= Beginning of Section =

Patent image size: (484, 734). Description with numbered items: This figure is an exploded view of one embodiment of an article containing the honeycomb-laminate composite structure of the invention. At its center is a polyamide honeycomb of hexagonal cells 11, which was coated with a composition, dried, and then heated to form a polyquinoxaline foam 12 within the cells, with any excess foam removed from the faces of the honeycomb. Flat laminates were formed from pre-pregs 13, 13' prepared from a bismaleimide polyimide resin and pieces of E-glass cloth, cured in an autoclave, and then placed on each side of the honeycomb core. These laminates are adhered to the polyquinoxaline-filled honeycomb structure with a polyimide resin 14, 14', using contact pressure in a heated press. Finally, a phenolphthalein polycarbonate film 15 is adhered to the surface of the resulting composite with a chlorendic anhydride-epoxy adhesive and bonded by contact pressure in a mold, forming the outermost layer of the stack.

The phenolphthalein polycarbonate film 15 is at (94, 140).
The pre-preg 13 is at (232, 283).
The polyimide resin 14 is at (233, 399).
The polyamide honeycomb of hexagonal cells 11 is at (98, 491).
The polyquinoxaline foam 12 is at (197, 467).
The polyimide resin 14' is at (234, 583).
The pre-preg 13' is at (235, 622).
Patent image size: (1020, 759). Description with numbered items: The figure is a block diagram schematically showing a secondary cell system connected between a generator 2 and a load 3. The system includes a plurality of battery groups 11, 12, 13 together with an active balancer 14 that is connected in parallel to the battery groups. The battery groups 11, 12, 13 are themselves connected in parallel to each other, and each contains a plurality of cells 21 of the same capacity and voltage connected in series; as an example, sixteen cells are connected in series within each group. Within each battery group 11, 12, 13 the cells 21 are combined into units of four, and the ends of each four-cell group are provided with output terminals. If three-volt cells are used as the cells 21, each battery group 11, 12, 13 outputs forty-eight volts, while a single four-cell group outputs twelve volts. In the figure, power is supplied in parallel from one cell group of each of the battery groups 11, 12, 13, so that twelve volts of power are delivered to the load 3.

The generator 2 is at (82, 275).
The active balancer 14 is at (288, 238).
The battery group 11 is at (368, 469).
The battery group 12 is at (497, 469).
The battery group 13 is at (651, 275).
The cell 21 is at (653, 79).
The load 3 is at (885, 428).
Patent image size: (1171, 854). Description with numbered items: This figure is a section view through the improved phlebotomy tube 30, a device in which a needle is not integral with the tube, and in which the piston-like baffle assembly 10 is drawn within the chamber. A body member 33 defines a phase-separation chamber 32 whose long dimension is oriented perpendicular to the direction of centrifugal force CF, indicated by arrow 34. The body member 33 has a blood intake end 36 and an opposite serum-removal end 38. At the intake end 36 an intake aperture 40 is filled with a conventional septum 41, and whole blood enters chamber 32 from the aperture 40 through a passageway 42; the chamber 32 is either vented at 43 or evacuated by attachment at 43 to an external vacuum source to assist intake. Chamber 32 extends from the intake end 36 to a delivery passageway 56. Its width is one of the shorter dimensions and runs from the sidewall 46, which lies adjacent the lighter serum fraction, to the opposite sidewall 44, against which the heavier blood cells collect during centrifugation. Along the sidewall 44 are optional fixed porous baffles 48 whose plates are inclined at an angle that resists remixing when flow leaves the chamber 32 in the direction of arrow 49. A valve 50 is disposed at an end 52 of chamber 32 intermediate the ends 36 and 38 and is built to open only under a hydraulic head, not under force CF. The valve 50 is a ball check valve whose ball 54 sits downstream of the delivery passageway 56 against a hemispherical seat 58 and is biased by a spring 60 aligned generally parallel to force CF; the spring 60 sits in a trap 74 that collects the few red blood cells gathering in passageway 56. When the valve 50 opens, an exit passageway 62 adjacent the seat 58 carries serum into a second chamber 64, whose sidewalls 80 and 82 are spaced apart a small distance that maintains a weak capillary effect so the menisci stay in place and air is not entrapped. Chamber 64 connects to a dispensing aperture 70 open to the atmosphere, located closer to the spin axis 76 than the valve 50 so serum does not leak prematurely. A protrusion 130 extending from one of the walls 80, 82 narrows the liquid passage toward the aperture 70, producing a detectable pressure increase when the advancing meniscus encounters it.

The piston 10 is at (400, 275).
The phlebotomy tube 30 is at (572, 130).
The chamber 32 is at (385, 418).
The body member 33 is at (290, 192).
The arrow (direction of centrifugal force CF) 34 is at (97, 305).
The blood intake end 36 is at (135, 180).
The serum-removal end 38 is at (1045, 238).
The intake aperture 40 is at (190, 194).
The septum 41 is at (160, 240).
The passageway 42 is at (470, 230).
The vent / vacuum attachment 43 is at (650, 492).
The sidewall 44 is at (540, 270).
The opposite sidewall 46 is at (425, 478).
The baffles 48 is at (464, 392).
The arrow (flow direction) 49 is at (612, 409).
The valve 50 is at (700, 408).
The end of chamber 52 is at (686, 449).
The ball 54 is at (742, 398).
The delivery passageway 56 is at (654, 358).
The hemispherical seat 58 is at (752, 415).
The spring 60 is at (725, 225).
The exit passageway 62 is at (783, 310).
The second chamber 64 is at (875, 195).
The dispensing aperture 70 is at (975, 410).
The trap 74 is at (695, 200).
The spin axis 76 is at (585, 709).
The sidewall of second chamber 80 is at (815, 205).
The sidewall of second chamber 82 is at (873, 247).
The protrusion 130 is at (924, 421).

= End of Section =

Your reply should be every line of the material, transcribed exactly.

Patent image size: (484, 734). Description with numbered items: This figure is an exploded view of one embodiment of an article containing the honeycomb-laminate composite structure of the invention. At its center is a polyamide honeycomb of hexagonal cells 11, which was coated with a composition, dried, and then heated to form a polyquinoxaline foam 12 within the cells, with any excess foam removed from the faces of the honeycomb. Flat laminates were formed from pre-pregs 13, 13' prepared from a bismaleimide polyimide resin and pieces of E-glass cloth, cured in an autoclave, and then placed on each side of the honeycomb core. These laminates are adhered to the polyquinoxaline-filled honeycomb structure with a polyimide resin 14, 14', using contact pressure in a heated press. Finally, a phenolphthalein polycarbonate film 15 is adhered to the surface of the resulting composite with a chlorendic anhydride-epoxy adhesive and bonded by contact pressure in a mold, forming the outermost layer of the stack.

The phenolphthalein polycarbonate film 15 is at (94, 140).
The pre-preg 13 is at (232, 283).
The polyimide resin 14 is at (233, 399).
The polyamide honeycomb of hexagonal cells 11 is at (98, 491).
The polyquinoxaline foam 12 is at (197, 467).
The polyimide resin 14' is at (234, 583).
The pre-preg 13' is at (235, 622).
Patent image size: (1020, 759). Description with numbered items: The figure is a block diagram schematically showing a secondary cell system connected between a generator 2 and a load 3. The system includes a plurality of battery groups 11, 12, 13 together with an active balancer 14 that is connected in parallel to the battery groups. The battery groups 11, 12, 13 are themselves connected in parallel to each other, and each contains a plurality of cells 21 of the same capacity and voltage connected in series; as an example, sixteen cells are connected in series within each group. Within each battery group 11, 12, 13 the cells 21 are combined into units of four, and the ends of each four-cell group are provided with output terminals. If three-volt cells are used as the cells 21, each battery group 11, 12, 13 outputs forty-eight volts, while a single four-cell group outputs twelve volts. In the figure, power is supplied in parallel from one cell group of each of the battery groups 11, 12, 13, so that twelve volts of power are delivered to the load 3.

The generator 2 is at (82, 275).
The active balancer 14 is at (288, 238).
The battery group 11 is at (368, 469).
The battery group 12 is at (497, 469).
The battery group 13 is at (651, 275).
The cell 21 is at (653, 79).
The load 3 is at (885, 428).
Patent image size: (1171, 854). Description with numbered items: This figure is a section view through the improved phlebotomy tube 30, a device in which a needle is not integral with the tube, and in which the piston-like baffle assembly 10 is drawn within the chamber. A body member 33 defines a phase-separation chamber 32 whose long dimension is oriented perpendicular to the direction of centrifugal force CF, indicated by arrow 34. The body member 33 has a blood intake end 36 and an opposite serum-removal end 38. At the intake end 36 an intake aperture 40 is filled with a conventional septum 41, and whole blood enters chamber 32 from the aperture 40 through a passageway 42; the chamber 32 is either vented at 43 or evacuated by attachment at 43 to an external vacuum source to assist intake. Chamber 32 extends from the intake end 36 to a delivery passageway 56. Its width is one of the shorter dimensions and runs from the sidewall 46, which lies adjacent the lighter serum fraction, to the opposite sidewall 44, against which the heavier blood cells collect during centrifugation. Along the sidewall 44 are optional fixed porous baffles 48 whose plates are inclined at an angle that resists remixing when flow leaves the chamber 32 in the direction of arrow 49. A valve 50 is disposed at an end 52 of chamber 32 intermediate the ends 36 and 38 and is built to open only under a hydraulic head, not under force CF. The valve 50 is a ball check valve whose ball 54 sits downstream of the delivery passageway 56 against a hemispherical seat 58 and is biased by a spring 60 aligned generally parallel to force CF; the spring 60 sits in a trap 74 that collects the few red blood cells gathering in passageway 56. When the valve 50 opens, an exit passageway 62 adjacent the seat 58 carries serum into a second chamber 64, whose sidewalls 80 and 82 are spaced apart a small distance that maintains a weak capillary effect so the menisci stay in place and air is not entrapped. Chamber 64 connects to a dispensing aperture 70 open to the atmosphere, located closer to the spin axis 76 than the valve 50 so serum does not leak prematurely. A protrusion 130 extending from one of the walls 80, 82 narrows the liquid passage toward the aperture 70, producing a detectable pressure increase when the advancing meniscus encounters it.

The piston 10 is at (400, 275).
The phlebotomy tube 30 is at (572, 130).
The chamber 32 is at (385, 418).
The body member 33 is at (290, 192).
The arrow (direction of centrifugal force CF) 34 is at (97, 305).
The blood intake end 36 is at (135, 180).
The serum-removal end 38 is at (1045, 238).
The intake aperture 40 is at (190, 194).
The septum 41 is at (160, 240).
The passageway 42 is at (470, 230).
The vent / vacuum attachment 43 is at (650, 492).
The sidewall 44 is at (540, 270).
The opposite sidewall 46 is at (425, 478).
The baffles 48 is at (464, 392).
The arrow (flow direction) 49 is at (612, 409).
The valve 50 is at (700, 408).
The end of chamber 52 is at (686, 449).
The ball 54 is at (742, 398).
The delivery passageway 56 is at (654, 358).
The hemispherical seat 58 is at (752, 415).
The spring 60 is at (725, 225).
The exit passageway 62 is at (783, 310).
The second chamber 64 is at (875, 195).
The dispensing aperture 70 is at (975, 410).
The trap 74 is at (695, 200).
The spin axis 76 is at (585, 709).
The sidewall of second chamber 80 is at (815, 205).
The sidewall of second chamber 82 is at (873, 247).
The protrusion 130 is at (924, 421).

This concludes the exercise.